(WORK TO COMPLETE) Locate the line that contains "Convert this document image to plain text.". Print it and every subsequent line through the final line of the records, exactly and only those.

■ ■ ■ ■

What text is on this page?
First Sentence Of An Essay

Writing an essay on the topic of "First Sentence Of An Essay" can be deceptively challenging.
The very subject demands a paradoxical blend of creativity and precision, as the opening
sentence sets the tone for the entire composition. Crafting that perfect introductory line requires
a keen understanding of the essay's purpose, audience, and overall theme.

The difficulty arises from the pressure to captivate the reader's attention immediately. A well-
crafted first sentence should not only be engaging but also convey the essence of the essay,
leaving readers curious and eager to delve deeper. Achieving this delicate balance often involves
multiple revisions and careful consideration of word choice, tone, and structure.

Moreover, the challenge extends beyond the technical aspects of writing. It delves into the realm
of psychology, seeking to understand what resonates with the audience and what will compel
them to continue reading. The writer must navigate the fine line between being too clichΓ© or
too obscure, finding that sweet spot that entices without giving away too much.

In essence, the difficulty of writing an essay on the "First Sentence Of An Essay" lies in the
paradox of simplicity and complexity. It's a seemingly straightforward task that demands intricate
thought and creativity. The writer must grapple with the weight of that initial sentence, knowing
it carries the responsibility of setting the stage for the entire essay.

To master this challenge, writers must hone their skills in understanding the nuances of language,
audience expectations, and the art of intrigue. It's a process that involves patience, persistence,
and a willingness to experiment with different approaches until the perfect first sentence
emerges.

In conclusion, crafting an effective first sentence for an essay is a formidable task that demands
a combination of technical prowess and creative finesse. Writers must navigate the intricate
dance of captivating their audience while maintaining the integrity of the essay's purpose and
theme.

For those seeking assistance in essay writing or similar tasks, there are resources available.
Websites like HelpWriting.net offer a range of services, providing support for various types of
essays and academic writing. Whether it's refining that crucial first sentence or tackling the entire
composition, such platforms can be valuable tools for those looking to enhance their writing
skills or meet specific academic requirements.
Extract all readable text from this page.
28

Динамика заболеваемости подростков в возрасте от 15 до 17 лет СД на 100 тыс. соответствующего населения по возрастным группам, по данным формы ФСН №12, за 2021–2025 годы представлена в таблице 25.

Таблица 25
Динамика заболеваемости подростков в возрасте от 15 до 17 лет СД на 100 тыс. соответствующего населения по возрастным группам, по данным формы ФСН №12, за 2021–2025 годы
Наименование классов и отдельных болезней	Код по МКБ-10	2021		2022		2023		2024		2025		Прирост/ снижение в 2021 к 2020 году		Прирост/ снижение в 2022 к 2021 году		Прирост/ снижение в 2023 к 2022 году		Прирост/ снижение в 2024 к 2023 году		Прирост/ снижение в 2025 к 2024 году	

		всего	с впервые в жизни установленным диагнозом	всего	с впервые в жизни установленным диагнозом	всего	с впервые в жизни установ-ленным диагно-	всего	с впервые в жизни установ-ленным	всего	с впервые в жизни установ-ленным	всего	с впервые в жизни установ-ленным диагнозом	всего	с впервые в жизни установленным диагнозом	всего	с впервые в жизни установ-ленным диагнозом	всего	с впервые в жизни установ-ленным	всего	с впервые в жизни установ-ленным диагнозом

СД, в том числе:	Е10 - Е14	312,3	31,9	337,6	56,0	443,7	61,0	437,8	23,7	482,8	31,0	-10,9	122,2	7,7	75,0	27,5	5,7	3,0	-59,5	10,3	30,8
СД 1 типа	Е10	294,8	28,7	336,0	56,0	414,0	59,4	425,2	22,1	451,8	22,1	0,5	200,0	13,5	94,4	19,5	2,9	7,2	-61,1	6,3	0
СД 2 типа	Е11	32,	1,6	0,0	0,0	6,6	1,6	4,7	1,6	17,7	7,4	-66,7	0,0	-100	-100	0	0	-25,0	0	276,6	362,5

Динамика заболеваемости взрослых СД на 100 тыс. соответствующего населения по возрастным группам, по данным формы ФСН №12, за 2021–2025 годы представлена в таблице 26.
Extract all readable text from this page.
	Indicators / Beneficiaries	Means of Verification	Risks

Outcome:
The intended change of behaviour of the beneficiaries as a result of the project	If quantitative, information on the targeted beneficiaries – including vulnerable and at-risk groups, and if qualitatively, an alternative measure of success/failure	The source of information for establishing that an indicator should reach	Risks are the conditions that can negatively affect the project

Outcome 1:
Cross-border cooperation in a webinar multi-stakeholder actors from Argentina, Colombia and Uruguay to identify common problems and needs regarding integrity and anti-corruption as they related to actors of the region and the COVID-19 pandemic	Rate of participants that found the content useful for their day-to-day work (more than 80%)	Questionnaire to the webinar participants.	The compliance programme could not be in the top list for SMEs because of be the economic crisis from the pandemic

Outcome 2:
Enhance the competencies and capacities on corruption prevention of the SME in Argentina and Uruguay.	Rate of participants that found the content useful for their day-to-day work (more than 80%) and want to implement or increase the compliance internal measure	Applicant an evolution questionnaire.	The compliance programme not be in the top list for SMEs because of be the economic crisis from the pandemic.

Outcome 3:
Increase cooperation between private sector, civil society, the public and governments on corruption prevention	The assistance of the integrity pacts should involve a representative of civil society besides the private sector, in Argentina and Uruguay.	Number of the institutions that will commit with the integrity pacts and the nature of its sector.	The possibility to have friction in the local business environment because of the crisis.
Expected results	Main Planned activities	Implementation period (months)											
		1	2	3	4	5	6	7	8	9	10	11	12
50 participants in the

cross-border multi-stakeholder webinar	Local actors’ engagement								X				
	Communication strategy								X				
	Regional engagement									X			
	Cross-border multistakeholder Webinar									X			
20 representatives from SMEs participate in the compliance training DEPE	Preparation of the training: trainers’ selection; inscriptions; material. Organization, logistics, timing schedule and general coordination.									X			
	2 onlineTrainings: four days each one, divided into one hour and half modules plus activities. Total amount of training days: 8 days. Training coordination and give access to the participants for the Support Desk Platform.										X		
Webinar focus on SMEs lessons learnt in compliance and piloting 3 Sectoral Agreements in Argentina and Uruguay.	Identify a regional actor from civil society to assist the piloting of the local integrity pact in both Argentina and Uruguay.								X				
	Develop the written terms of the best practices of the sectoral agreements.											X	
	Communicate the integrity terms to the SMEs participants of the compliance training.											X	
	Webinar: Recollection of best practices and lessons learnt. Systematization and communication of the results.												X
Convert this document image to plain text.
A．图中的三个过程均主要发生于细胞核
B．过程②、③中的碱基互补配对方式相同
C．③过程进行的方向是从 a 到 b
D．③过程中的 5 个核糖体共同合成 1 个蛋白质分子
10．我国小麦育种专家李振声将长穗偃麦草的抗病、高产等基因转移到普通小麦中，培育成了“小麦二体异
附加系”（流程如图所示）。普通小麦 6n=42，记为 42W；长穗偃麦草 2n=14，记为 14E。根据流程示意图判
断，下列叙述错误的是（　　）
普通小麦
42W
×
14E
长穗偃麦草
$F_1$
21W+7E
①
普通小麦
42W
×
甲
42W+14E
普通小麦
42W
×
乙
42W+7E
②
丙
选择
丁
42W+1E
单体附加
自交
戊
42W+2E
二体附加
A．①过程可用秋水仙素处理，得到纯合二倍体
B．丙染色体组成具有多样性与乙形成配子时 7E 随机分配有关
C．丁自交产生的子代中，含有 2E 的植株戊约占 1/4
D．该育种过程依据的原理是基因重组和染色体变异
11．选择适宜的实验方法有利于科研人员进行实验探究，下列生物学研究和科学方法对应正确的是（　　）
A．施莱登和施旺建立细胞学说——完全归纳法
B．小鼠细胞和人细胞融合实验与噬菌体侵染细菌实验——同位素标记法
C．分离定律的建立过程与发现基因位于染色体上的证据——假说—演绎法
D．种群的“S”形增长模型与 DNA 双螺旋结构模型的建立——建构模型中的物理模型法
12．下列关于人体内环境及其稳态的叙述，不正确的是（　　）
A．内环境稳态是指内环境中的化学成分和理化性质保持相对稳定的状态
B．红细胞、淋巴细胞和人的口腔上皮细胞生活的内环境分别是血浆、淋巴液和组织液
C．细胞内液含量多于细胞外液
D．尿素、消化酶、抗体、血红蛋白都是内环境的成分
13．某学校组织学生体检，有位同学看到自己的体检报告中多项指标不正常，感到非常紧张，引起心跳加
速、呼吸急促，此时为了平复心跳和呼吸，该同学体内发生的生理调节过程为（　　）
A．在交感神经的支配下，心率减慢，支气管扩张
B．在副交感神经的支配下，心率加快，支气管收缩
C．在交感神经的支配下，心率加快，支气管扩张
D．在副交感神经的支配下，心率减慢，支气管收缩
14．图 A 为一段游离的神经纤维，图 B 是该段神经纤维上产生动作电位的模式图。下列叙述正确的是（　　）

■ ■ ■ ■

(IN RESPONSE)
Convert this document image to plain text.
A．图中的三个过程均主要发生于细胞核
B．过程②、③中的碱基互补配对方式相同
C．③过程进行的方向是从 a 到 b
D．③过程中的 5 个核糖体共同合成 1 个蛋白质分子
10．我国小麦育种专家李振声将长穗偃麦草的抗病、高产等基因转移到普通小麦中，培育成了“小麦二体异
附加系”（流程如图所示）。普通小麦 6n=42，记为 42W；长穗偃麦草 2n=14，记为 14E。根据流程示意图判
断，下列叙述错误的是（　　）
普通小麦
42W
×
14E
长穗偃麦草
$F_1$
21W+7E
①
普通小麦
42W
×
甲
42W+14E
普通小麦
42W
×
乙
42W+7E
②
丙
选择
丁
42W+1E
单体附加
自交
戊
42W+2E
二体附加
A．①过程可用秋水仙素处理，得到纯合二倍体
B．丙染色体组成具有多样性与乙形成配子时 7E 随机分配有关
C．丁自交产生的子代中，含有 2E 的植株戊约占 1/4
D．该育种过程依据的原理是基因重组和染色体变异
11．选择适宜的实验方法有利于科研人员进行实验探究，下列生物学研究和科学方法对应正确的是（　　）
A．施莱登和施旺建立细胞学说——完全归纳法
B．小鼠细胞和人细胞融合实验与噬菌体侵染细菌实验——同位素标记法
C．分离定律的建立过程与发现基因位于染色体上的证据——假说—演绎法
D．种群的“S”形增长模型与 DNA 双螺旋结构模型的建立——建构模型中的物理模型法
12．下列关于人体内环境及其稳态的叙述，不正确的是（　　）
A．内环境稳态是指内环境中的化学成分和理化性质保持相对稳定的状态
B．红细胞、淋巴细胞和人的口腔上皮细胞生活的内环境分别是血浆、淋巴液和组织液
C．细胞内液含量多于细胞外液
D．尿素、消化酶、抗体、血红蛋白都是内环境的成分
13．某学校组织学生体检，有位同学看到自己的体检报告中多项指标不正常，感到非常紧张，引起心跳加
速、呼吸急促，此时为了平复心跳和呼吸，该同学体内发生的生理调节过程为（　　）
A．在交感神经的支配下，心率减慢，支气管扩张
B．在副交感神经的支配下，心率加快，支气管收缩
C．在交感神经的支配下，心率加快，支气管扩张
D．在副交感神经的支配下，心率减慢，支气管收缩
14．图 A 为一段游离的神经纤维，图 B 是该段神经纤维上产生动作电位的模式图。下列叙述正确的是（　　）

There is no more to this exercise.